Start

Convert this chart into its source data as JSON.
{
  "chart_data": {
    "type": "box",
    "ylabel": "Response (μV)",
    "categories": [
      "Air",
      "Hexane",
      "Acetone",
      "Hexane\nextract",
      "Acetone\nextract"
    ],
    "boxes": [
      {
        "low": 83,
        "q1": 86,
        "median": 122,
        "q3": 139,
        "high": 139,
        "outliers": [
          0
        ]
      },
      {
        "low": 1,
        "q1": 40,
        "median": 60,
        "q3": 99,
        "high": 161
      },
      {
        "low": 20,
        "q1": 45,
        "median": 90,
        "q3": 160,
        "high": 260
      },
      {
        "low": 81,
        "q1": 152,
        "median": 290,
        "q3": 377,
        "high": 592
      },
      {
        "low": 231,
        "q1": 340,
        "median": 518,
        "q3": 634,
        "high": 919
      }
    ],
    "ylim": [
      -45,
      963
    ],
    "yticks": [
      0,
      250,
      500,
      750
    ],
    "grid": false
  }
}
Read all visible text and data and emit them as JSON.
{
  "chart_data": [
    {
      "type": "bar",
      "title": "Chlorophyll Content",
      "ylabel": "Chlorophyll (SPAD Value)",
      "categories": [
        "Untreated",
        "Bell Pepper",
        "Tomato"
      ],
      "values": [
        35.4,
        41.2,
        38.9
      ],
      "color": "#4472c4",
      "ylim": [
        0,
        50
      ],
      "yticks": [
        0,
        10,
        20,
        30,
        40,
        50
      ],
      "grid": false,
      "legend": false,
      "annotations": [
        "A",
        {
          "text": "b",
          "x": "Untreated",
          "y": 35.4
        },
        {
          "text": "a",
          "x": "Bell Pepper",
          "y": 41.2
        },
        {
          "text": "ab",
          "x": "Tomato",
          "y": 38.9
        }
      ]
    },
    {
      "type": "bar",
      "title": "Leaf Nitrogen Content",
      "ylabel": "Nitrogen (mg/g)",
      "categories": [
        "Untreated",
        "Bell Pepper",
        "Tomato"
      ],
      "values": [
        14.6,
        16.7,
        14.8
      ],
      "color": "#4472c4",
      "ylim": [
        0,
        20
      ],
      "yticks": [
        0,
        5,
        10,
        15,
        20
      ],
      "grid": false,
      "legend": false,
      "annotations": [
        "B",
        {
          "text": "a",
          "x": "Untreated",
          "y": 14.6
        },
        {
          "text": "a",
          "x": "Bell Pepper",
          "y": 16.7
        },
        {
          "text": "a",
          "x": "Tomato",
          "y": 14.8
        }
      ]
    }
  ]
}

End

Go through the material above and count the lines that contain "ylabel"; answer with the number alone.

Task solution -> 3